[Items from a dataset]:
____________

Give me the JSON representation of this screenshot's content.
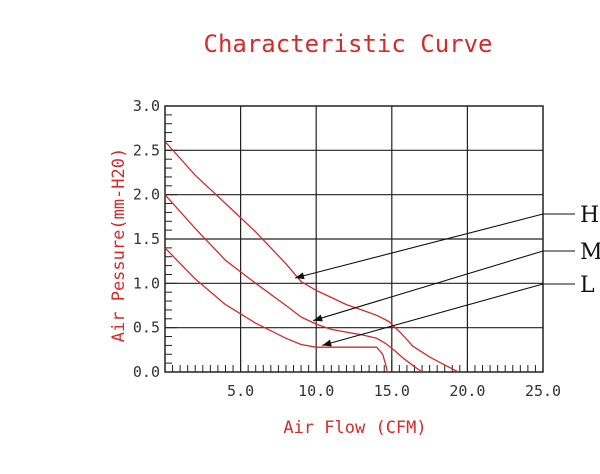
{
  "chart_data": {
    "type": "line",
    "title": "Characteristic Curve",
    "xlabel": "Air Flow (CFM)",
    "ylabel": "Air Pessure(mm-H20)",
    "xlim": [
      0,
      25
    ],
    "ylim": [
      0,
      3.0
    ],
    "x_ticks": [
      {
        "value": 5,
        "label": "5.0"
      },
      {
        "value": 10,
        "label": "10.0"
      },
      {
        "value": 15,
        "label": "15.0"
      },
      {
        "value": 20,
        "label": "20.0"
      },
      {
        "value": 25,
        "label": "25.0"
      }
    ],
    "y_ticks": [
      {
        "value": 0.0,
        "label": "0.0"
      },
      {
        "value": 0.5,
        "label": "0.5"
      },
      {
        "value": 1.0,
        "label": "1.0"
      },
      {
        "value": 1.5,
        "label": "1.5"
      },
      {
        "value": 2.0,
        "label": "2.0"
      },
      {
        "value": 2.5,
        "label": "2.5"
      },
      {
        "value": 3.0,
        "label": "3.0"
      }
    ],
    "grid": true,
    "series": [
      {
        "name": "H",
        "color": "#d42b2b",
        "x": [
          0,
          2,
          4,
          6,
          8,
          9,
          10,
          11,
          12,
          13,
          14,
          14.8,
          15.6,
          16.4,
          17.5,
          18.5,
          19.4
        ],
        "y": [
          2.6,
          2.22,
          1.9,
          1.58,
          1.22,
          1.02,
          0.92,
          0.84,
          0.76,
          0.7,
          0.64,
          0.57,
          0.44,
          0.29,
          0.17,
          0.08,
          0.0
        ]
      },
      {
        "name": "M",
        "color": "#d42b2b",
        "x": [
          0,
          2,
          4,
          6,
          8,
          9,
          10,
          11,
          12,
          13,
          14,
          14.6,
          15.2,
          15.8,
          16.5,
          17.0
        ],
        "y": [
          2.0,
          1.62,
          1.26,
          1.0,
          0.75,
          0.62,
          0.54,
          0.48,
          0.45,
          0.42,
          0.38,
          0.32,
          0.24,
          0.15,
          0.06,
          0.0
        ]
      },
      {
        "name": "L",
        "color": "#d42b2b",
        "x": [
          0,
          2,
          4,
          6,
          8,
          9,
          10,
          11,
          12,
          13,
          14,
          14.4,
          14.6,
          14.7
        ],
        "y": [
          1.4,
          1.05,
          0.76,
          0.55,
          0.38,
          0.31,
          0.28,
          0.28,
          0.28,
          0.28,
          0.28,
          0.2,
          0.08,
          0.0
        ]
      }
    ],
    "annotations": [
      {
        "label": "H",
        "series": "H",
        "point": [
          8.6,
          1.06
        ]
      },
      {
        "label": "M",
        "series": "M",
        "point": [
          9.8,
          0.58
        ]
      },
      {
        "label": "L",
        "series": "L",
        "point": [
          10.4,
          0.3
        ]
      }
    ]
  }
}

____________

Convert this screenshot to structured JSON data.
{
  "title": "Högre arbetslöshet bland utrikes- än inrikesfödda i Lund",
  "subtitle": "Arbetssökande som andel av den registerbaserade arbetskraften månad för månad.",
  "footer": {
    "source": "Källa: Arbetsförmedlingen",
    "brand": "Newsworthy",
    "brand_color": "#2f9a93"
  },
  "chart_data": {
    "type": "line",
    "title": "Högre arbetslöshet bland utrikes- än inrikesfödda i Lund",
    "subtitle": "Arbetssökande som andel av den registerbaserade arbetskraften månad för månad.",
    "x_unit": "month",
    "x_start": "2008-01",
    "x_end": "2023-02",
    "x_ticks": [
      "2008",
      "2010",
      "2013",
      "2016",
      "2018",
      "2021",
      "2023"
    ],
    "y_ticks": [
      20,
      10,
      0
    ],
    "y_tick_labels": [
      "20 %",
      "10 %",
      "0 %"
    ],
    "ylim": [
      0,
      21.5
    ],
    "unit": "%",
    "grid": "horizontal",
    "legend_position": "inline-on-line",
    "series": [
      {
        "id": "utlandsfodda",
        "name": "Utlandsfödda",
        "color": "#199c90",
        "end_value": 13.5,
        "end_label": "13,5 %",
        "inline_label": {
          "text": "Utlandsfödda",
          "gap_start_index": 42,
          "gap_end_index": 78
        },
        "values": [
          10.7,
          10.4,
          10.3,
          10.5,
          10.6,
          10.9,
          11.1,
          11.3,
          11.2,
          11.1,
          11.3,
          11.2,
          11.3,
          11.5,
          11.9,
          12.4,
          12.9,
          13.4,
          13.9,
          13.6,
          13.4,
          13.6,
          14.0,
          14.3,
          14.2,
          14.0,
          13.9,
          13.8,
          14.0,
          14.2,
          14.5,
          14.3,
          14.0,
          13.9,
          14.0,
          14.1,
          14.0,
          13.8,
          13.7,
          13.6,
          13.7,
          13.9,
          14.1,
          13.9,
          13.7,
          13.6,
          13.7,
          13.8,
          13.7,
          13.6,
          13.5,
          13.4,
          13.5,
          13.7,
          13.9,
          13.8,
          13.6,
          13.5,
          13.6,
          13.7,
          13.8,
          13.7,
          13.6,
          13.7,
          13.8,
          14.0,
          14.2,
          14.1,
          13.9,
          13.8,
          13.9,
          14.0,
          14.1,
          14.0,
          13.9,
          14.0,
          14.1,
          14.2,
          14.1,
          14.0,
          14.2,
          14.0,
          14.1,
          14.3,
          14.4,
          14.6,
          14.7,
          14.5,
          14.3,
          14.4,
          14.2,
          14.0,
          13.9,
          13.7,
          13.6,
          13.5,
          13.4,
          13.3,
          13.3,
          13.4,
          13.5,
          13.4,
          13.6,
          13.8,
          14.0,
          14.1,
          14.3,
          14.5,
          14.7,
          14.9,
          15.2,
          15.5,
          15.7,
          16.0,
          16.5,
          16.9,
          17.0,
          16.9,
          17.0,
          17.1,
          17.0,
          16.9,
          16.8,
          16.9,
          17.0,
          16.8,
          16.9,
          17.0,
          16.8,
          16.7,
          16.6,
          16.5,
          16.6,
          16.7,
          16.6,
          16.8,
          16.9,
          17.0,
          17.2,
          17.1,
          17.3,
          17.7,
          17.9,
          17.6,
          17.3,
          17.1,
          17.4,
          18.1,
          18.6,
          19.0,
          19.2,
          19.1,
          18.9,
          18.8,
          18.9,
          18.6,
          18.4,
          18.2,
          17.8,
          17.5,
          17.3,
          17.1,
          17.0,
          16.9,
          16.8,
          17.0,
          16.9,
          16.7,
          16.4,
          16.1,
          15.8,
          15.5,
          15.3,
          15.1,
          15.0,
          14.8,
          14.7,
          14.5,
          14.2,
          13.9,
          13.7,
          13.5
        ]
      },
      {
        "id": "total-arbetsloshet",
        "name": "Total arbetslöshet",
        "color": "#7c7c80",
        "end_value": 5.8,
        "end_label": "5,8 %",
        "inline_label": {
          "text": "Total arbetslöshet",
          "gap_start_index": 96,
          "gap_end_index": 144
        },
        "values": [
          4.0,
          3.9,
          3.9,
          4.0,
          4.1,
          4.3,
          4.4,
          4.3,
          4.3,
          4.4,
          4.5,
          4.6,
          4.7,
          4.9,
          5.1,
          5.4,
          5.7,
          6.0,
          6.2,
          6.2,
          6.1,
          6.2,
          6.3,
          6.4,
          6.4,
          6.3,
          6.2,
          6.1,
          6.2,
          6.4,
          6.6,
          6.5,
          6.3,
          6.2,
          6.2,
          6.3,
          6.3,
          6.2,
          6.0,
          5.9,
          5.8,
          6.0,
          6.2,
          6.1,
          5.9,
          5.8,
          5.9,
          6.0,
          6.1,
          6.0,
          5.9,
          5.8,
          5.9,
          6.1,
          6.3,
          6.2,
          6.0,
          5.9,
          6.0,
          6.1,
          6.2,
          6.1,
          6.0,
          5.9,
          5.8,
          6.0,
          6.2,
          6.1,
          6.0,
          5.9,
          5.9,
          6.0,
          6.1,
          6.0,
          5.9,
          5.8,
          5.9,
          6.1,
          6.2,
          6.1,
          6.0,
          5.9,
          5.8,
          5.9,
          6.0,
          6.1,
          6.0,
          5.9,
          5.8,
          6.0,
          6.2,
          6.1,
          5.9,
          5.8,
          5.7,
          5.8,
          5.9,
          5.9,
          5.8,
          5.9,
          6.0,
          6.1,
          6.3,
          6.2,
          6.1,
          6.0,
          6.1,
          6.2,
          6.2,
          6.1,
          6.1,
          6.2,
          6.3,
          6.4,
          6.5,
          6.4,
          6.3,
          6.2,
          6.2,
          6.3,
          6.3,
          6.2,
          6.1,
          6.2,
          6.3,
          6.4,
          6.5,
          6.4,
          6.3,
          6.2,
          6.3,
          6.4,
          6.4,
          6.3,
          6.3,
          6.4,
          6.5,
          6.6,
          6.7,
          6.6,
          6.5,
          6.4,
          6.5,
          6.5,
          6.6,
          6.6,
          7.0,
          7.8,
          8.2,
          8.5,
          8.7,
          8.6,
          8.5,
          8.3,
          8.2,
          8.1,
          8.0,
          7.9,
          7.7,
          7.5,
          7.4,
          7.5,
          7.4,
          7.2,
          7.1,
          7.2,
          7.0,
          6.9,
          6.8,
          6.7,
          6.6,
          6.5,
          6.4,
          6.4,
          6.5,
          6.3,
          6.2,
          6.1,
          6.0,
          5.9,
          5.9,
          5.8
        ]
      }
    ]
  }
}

____________

[Written task]: Using the listing, collect all lines in which the string "månad" is found.

[Response]:
  "subtitle": "Arbetssökande som andel av den registerbaserade arbetskraften månad för månad.",
    "subtitle": "Arbetssökande som andel av den registerbaserade arbetskraften månad för månad.",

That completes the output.